Short task – Repeat the entire listing exactly as written.

Extracts from a graphics dataset:

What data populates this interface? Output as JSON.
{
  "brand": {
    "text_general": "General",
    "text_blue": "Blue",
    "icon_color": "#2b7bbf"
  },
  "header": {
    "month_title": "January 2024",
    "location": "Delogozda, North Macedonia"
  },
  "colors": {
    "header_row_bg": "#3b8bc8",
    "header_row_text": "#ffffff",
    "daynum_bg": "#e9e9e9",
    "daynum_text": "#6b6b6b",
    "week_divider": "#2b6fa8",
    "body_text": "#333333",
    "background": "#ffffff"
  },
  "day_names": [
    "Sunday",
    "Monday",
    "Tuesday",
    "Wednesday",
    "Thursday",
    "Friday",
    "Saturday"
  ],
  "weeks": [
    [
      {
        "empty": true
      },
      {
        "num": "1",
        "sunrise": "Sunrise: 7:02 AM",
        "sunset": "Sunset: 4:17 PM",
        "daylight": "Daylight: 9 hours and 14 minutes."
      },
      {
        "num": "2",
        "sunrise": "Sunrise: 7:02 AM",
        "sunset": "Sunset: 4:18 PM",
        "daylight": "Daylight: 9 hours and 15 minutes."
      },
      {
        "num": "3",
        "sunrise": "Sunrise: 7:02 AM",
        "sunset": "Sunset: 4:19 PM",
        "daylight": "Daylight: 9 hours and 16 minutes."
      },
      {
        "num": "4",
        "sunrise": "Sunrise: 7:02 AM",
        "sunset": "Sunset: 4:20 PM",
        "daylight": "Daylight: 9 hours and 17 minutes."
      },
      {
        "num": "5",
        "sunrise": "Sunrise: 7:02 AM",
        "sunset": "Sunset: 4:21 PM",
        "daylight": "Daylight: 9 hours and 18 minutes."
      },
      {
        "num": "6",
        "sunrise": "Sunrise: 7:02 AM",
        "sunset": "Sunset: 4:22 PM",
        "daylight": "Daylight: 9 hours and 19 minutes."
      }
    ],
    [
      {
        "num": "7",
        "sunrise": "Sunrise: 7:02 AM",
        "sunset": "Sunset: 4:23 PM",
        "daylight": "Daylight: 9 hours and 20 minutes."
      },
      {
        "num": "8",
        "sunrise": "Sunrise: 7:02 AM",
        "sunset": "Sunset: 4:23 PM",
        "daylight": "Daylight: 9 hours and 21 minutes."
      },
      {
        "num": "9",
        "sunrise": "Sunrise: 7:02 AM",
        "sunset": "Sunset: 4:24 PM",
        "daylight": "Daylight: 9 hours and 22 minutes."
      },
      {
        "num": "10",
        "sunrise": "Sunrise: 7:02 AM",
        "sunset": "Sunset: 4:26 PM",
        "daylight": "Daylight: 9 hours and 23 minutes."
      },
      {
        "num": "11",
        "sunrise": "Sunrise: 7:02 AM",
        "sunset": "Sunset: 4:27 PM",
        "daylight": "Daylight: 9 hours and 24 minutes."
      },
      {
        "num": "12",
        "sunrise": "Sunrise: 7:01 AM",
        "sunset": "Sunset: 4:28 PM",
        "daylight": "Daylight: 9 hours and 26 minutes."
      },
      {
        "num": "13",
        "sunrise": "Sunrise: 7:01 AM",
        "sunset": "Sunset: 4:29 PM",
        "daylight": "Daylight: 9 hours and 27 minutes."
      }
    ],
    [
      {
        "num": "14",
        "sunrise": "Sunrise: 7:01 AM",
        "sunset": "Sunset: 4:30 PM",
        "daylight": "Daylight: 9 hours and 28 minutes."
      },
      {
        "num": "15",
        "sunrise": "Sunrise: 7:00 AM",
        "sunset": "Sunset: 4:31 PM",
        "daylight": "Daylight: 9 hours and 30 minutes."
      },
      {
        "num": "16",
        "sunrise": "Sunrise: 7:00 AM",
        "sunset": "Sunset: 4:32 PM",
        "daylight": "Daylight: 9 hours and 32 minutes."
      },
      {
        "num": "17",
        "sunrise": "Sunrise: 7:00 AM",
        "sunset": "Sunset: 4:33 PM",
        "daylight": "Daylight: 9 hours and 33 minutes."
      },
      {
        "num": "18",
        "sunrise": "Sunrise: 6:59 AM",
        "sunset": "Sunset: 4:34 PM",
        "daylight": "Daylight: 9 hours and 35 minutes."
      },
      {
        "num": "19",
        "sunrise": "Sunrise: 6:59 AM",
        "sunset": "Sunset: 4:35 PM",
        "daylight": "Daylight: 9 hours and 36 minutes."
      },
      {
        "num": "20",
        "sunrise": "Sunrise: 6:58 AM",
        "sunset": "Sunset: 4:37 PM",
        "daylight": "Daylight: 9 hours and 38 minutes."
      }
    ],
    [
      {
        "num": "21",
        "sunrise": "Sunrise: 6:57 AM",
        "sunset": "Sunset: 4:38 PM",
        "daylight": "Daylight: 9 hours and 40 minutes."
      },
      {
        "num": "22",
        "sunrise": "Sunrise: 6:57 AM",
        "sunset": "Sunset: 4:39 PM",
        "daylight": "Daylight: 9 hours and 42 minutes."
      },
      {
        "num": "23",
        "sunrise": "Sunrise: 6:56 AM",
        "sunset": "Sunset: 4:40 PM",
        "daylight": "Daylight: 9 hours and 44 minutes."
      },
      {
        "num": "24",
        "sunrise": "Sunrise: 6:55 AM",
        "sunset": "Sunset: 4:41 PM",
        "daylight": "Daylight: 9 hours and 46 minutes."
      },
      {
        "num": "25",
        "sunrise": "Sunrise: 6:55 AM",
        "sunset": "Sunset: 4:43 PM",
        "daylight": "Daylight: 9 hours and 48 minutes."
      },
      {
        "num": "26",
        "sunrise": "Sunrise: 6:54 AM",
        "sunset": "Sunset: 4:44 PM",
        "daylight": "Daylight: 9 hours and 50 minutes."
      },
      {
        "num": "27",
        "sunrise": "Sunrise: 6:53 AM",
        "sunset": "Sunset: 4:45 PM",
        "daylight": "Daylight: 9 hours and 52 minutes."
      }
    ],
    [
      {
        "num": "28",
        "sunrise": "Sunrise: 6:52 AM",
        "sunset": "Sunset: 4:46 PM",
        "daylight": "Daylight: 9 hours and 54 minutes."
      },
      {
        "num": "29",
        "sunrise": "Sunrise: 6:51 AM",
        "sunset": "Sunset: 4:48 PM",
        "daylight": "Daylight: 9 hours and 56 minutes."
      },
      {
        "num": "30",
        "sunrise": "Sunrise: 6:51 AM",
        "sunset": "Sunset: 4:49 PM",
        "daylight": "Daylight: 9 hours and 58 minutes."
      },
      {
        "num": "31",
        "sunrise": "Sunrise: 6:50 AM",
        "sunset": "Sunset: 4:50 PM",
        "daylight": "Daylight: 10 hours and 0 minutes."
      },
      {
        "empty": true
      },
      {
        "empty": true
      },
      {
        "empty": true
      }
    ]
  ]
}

Solution –
What data populates this interface? Output as JSON.
{
  "brand": {
    "text_general": "General",
    "text_blue": "Blue",
    "icon_color": "#2b7bbf"
  },
  "header": {
    "month_title": "January 2024",
    "location": "Delogozda, North Macedonia"
  },
  "colors": {
    "header_row_bg": "#3b8bc8",
    "header_row_text": "#ffffff",
    "daynum_bg": "#e9e9e9",
    "daynum_text": "#6b6b6b",
    "week_divider": "#2b6fa8",
    "body_text": "#333333",
    "background": "#ffffff"
  },
  "day_names": [
    "Sunday",
    "Monday",
    "Tuesday",
    "Wednesday",
    "Thursday",
    "Friday",
    "Saturday"
  ],
  "weeks": [
    [
      {
        "empty": true
      },
      {
        "num": "1",
        "sunrise": "Sunrise: 7:02 AM",
        "sunset": "Sunset: 4:17 PM",
        "daylight": "Daylight: 9 hours and 14 minutes."
      },
      {
        "num": "2",
        "sunrise": "Sunrise: 7:02 AM",
        "sunset": "Sunset: 4:18 PM",
        "daylight": "Daylight: 9 hours and 15 minutes."
      },
      {
        "num": "3",
        "sunrise": "Sunrise: 7:02 AM",
        "sunset": "Sunset: 4:19 PM",
        "daylight": "Daylight: 9 hours and 16 minutes."
      },
      {
        "num": "4",
        "sunrise": "Sunrise: 7:02 AM",
        "sunset": "Sunset: 4:20 PM",
        "daylight": "Daylight: 9 hours and 17 minutes."
      },
      {
        "num": "5",
        "sunrise": "Sunrise: 7:02 AM",
        "sunset": "Sunset: 4:21 PM",
        "daylight": "Daylight: 9 hours and 18 minutes."
      },
      {
        "num": "6",
        "sunrise": "Sunrise: 7:02 AM",
        "sunset": "Sunset: 4:22 PM",
        "daylight": "Daylight: 9 hours and 19 minutes."
      }
    ],
    [
      {
        "num": "7",
        "sunrise": "Sunrise: 7:02 AM",
        "sunset": "Sunset: 4:23 PM",
        "daylight": "Daylight: 9 hours and 20 minutes."
      },
      {
        "num": "8",
        "sunrise": "Sunrise: 7:02 AM",
        "sunset": "Sunset: 4:23 PM",
        "daylight": "Daylight: 9 hours and 21 minutes."
      },
      {
        "num": "9",
        "sunrise": "Sunrise: 7:02 AM",
        "sunset": "Sunset: 4:24 PM",
        "daylight": "Daylight: 9 hours and 22 minutes."
      },
      {
        "num": "10",
        "sunrise": "Sunrise: 7:02 AM",
        "sunset": "Sunset: 4:26 PM",
        "daylight": "Daylight: 9 hours and 23 minutes."
      },
      {
        "num": "11",
        "sunrise": "Sunrise: 7:02 AM",
        "sunset": "Sunset: 4:27 PM",
        "daylight": "Daylight: 9 hours and 24 minutes."
      },
      {
        "num": "12",
        "sunrise": "Sunrise: 7:01 AM",
        "sunset": "Sunset: 4:28 PM",
        "daylight": "Daylight: 9 hours and 26 minutes."
      },
      {
        "num": "13",
        "sunrise": "Sunrise: 7:01 AM",
        "sunset": "Sunset: 4:29 PM",
        "daylight": "Daylight: 9 hours and 27 minutes."
      }
    ],
    [
      {
        "num": "14",
        "sunrise": "Sunrise: 7:01 AM",
        "sunset": "Sunset: 4:30 PM",
        "daylight": "Daylight: 9 hours and 28 minutes."
      },
      {
        "num": "15",
        "sunrise": "Sunrise: 7:00 AM",
        "sunset": "Sunset: 4:31 PM",
        "daylight": "Daylight: 9 hours and 30 minutes."
      },
      {
        "num": "16",
        "sunrise": "Sunrise: 7:00 AM",
        "sunset": "Sunset: 4:32 PM",
        "daylight": "Daylight: 9 hours and 32 minutes."
      },
      {
        "num": "17",
        "sunrise": "Sunrise: 7:00 AM",
        "sunset": "Sunset: 4:33 PM",
        "daylight": "Daylight: 9 hours and 33 minutes."
      },
      {
        "num": "18",
        "sunrise": "Sunrise: 6:59 AM",
        "sunset": "Sunset: 4:34 PM",
        "daylight": "Daylight: 9 hours and 35 minutes."
      },
      {
        "num": "19",
        "sunrise": "Sunrise: 6:59 AM",
        "sunset": "Sunset: 4:35 PM",
        "daylight": "Daylight: 9 hours and 36 minutes."
      },
      {
        "num": "20",
        "sunrise": "Sunrise: 6:58 AM",
        "sunset": "Sunset: 4:37 PM",
        "daylight": "Daylight: 9 hours and 38 minutes."
      }
    ],
    [
      {
        "num": "21",
        "sunrise": "Sunrise: 6:57 AM",
        "sunset": "Sunset: 4:38 PM",
        "daylight": "Daylight: 9 hours and 40 minutes."
      },
      {
        "num": "22",
        "sunrise": "Sunrise: 6:57 AM",
        "sunset": "Sunset: 4:39 PM",
        "daylight": "Daylight: 9 hours and 42 minutes."
      },
      {
        "num": "23",
        "sunrise": "Sunrise: 6:56 AM",
        "sunset": "Sunset: 4:40 PM",
        "daylight": "Daylight: 9 hours and 44 minutes."
      },
      {
        "num": "24",
        "sunrise": "Sunrise: 6:55 AM",
        "sunset": "Sunset: 4:41 PM",
        "daylight": "Daylight: 9 hours and 46 minutes."
      },
      {
        "num": "25",
        "sunrise": "Sunrise: 6:55 AM",
        "sunset": "Sunset: 4:43 PM",
        "daylight": "Daylight: 9 hours and 48 minutes."
      },
      {
        "num": "26",
        "sunrise": "Sunrise: 6:54 AM",
        "sunset": "Sunset: 4:44 PM",
        "daylight": "Daylight: 9 hours and 50 minutes."
      },
      {
        "num": "27",
        "sunrise": "Sunrise: 6:53 AM",
        "sunset": "Sunset: 4:45 PM",
        "daylight": "Daylight: 9 hours and 52 minutes."
      }
    ],
    [
      {
        "num": "28",
        "sunrise": "Sunrise: 6:52 AM",
        "sunset": "Sunset: 4:46 PM",
        "daylight": "Daylight: 9 hours and 54 minutes."
      },
      {
        "num": "29",
        "sunrise": "Sunrise: 6:51 AM",
        "sunset": "Sunset: 4:48 PM",
        "daylight": "Daylight: 9 hours and 56 minutes."
      },
      {
        "num": "30",
        "sunrise": "Sunrise: 6:51 AM",
        "sunset": "Sunset: 4:49 PM",
        "daylight": "Daylight: 9 hours and 58 minutes."
      },
      {
        "num": "31",
        "sunrise": "Sunrise: 6:50 AM",
        "sunset": "Sunset: 4:50 PM",
        "daylight": "Daylight: 10 hours and 0 minutes."
      },
      {
        "empty": true
      },
      {
        "empty": true
      },
      {
        "empty": true
      }
    ]
  ]
}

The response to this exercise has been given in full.